● **WHAT YOU SHOULD DO**
Check every line of the material below for the string "ylabel", and return the ones that have it.

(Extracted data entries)
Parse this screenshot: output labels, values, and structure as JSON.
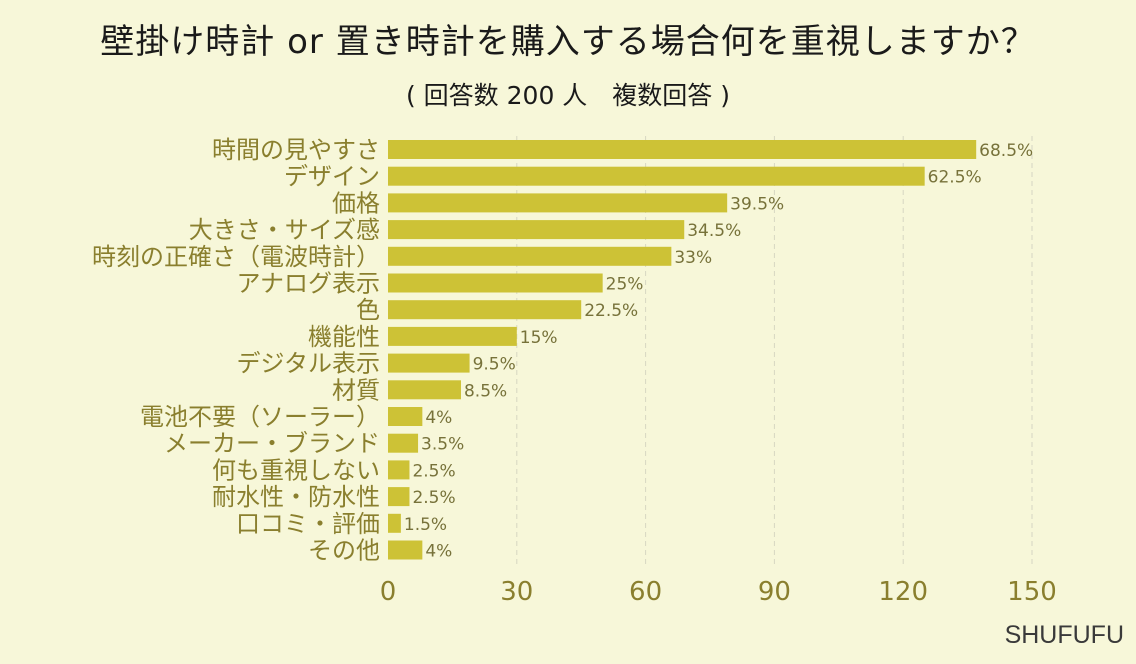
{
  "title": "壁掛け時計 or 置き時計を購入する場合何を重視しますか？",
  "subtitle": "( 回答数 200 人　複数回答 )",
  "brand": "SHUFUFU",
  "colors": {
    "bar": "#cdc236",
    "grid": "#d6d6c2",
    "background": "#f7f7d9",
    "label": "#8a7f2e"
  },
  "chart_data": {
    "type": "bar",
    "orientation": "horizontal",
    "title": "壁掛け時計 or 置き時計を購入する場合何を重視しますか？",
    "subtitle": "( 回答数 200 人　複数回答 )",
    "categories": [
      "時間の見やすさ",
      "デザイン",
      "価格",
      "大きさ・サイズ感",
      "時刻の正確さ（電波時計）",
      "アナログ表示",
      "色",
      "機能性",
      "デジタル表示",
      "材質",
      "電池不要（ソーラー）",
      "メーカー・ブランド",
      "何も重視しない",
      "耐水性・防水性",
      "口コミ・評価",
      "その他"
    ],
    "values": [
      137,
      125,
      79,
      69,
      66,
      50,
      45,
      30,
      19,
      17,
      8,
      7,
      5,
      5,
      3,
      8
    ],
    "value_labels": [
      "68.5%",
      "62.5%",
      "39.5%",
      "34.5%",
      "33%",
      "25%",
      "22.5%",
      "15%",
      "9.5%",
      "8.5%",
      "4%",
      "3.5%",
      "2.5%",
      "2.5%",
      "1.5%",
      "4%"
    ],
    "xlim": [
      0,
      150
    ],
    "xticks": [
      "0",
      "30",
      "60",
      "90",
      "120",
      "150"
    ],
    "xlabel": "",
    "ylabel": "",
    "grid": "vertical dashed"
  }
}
---
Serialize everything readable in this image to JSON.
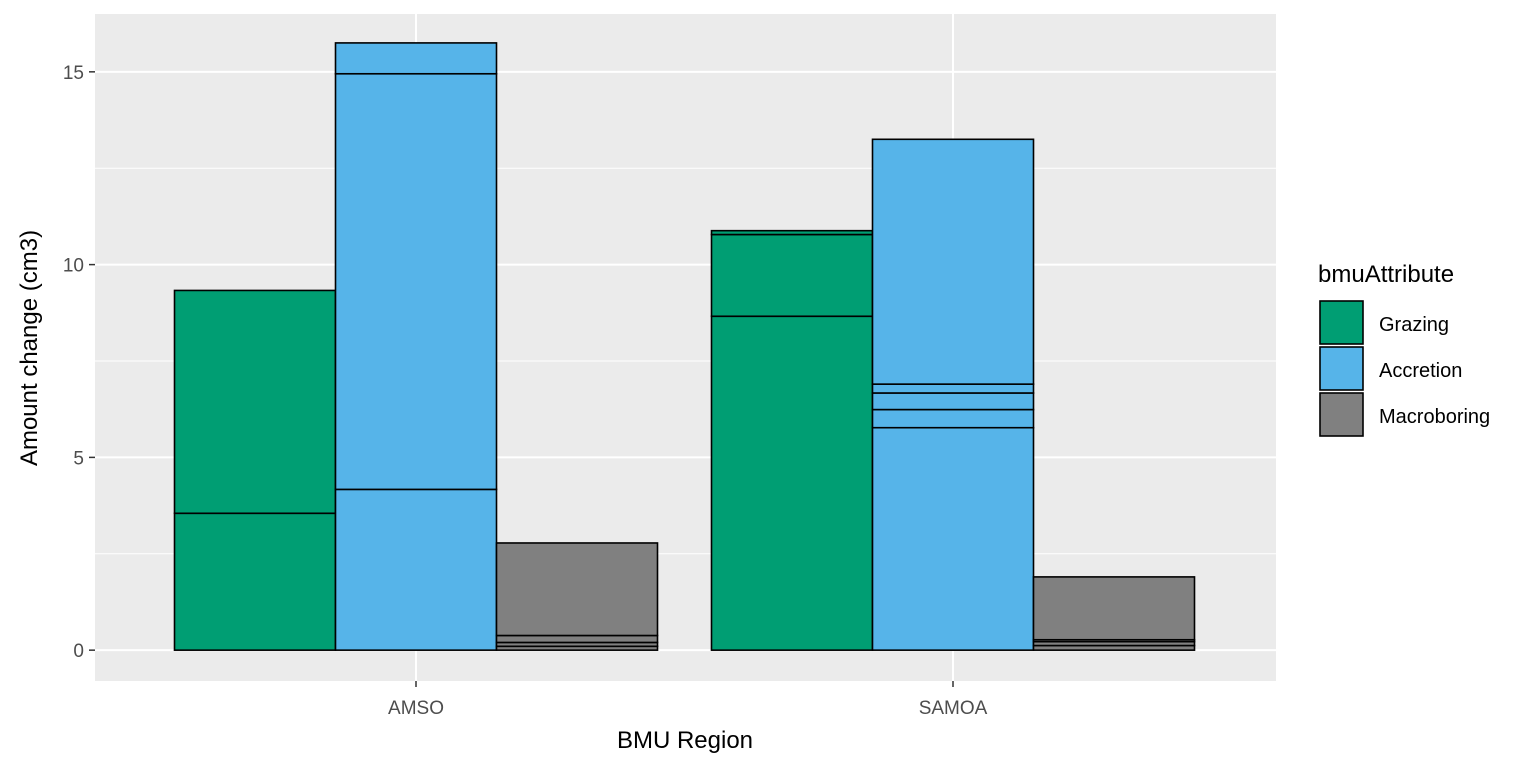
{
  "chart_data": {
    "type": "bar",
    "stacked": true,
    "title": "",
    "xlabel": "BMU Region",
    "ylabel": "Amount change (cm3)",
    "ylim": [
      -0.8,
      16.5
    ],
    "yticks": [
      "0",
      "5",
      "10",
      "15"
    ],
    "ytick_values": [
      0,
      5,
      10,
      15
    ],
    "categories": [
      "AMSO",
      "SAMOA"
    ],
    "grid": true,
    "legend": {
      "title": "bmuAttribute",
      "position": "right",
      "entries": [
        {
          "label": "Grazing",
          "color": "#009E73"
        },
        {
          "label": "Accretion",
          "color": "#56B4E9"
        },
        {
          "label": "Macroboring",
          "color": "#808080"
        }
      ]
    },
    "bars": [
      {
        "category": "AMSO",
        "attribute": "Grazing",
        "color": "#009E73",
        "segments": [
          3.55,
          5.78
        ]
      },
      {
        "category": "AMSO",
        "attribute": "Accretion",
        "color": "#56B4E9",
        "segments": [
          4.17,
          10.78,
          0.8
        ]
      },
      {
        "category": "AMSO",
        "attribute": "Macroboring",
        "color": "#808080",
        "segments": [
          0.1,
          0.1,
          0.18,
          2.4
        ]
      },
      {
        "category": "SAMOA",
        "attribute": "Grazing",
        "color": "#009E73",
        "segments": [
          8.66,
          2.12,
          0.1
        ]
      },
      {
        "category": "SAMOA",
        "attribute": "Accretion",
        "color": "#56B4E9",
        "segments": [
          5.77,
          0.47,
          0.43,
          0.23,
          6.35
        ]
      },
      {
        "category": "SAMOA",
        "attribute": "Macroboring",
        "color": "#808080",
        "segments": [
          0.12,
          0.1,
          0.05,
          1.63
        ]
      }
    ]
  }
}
---
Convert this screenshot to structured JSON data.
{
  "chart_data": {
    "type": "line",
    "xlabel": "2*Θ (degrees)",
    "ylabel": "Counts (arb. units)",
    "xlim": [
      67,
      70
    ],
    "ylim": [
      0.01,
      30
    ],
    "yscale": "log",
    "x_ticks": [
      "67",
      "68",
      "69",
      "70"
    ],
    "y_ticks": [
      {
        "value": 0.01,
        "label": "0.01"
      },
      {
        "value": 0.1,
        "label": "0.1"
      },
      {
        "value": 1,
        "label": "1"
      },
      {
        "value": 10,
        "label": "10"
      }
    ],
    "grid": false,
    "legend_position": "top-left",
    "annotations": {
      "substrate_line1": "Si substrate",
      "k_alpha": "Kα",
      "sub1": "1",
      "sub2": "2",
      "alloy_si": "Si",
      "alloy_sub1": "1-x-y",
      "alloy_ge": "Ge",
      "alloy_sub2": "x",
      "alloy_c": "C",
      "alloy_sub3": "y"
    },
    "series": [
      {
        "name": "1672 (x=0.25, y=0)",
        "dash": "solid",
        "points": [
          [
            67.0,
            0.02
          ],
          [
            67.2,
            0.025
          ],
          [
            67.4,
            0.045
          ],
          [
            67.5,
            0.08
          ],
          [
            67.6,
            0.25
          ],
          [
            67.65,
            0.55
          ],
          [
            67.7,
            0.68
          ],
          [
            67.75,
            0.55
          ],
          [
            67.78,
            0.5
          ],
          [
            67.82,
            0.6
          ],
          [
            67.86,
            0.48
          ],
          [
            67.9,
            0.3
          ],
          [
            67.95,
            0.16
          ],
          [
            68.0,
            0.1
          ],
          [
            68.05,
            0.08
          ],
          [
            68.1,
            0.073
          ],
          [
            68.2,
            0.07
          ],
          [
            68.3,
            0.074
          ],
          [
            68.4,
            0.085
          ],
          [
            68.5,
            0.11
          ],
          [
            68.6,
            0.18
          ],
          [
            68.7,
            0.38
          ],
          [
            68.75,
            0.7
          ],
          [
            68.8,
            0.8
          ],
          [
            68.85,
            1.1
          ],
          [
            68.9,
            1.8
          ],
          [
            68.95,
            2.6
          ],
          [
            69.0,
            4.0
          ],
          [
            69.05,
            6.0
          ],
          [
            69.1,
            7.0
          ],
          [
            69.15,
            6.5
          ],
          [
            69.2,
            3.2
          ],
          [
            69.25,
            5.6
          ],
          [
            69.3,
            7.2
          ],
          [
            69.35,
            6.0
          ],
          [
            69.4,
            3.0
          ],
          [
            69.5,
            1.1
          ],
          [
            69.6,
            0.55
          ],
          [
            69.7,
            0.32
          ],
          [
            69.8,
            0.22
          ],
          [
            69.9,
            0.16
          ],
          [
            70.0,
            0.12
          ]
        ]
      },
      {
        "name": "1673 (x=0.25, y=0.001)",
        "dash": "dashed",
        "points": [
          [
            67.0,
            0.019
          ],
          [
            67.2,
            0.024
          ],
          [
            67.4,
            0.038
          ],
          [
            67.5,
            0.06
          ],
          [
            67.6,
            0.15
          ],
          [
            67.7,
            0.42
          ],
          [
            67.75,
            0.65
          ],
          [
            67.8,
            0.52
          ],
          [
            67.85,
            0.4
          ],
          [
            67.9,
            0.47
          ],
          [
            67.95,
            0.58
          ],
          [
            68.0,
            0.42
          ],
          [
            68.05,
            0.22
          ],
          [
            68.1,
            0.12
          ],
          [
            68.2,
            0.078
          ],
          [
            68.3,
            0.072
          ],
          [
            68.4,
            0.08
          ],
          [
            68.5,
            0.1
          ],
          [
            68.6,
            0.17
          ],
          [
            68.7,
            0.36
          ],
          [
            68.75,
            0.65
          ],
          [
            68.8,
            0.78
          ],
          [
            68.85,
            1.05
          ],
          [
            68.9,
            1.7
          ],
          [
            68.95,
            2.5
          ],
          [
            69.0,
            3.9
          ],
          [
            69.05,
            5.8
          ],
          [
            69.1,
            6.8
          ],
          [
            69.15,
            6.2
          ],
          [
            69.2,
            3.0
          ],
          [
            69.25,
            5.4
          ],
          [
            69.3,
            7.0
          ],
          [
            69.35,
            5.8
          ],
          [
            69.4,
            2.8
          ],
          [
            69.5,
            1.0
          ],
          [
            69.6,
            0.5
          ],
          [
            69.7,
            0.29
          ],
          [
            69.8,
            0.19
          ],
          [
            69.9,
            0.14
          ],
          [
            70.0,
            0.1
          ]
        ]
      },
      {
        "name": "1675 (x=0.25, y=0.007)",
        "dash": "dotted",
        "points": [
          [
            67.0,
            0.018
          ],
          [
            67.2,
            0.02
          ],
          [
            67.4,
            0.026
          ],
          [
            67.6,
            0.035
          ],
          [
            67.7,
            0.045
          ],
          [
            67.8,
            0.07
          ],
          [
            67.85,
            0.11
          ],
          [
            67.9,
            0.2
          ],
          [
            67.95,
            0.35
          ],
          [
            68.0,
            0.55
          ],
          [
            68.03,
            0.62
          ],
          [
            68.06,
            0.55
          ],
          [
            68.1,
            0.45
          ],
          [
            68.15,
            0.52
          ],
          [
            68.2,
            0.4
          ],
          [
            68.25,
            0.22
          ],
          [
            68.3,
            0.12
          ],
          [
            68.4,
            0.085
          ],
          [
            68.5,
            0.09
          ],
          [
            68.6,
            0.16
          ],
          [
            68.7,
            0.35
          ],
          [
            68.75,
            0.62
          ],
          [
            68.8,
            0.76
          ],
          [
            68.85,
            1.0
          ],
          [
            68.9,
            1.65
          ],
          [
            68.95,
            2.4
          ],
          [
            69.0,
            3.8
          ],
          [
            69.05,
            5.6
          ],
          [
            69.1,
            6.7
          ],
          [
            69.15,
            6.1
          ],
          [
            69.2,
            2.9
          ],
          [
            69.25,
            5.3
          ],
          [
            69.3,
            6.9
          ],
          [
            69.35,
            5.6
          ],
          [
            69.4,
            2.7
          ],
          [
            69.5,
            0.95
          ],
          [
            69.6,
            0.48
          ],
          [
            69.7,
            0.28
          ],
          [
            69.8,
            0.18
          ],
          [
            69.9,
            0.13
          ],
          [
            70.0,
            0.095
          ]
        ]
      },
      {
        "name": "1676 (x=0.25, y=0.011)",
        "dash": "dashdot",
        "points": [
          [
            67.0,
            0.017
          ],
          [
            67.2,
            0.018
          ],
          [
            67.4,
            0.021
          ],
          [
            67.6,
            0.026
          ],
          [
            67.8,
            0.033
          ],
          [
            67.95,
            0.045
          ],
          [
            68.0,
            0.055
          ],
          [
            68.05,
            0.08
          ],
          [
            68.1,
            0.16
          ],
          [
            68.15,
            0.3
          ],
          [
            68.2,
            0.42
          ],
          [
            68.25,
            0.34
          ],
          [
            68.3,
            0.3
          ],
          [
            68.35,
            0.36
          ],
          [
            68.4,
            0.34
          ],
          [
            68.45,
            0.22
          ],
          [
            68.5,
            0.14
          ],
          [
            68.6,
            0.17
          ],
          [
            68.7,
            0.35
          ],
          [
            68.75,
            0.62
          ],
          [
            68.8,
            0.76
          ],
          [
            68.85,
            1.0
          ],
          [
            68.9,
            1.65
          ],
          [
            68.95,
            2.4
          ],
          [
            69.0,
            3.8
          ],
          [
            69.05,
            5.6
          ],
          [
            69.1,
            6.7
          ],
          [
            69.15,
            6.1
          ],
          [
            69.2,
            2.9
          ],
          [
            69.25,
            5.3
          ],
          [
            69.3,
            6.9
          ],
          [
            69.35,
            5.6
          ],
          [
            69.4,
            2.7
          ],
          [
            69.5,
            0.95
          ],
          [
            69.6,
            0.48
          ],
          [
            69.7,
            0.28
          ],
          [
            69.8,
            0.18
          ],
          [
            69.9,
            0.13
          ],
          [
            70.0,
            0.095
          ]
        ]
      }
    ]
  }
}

● **RESPONSE BELOW**
    "ylabel": "",
    "ylabel": "Amount change (cm3)",
    "ylabel": "Counts (arb. units)",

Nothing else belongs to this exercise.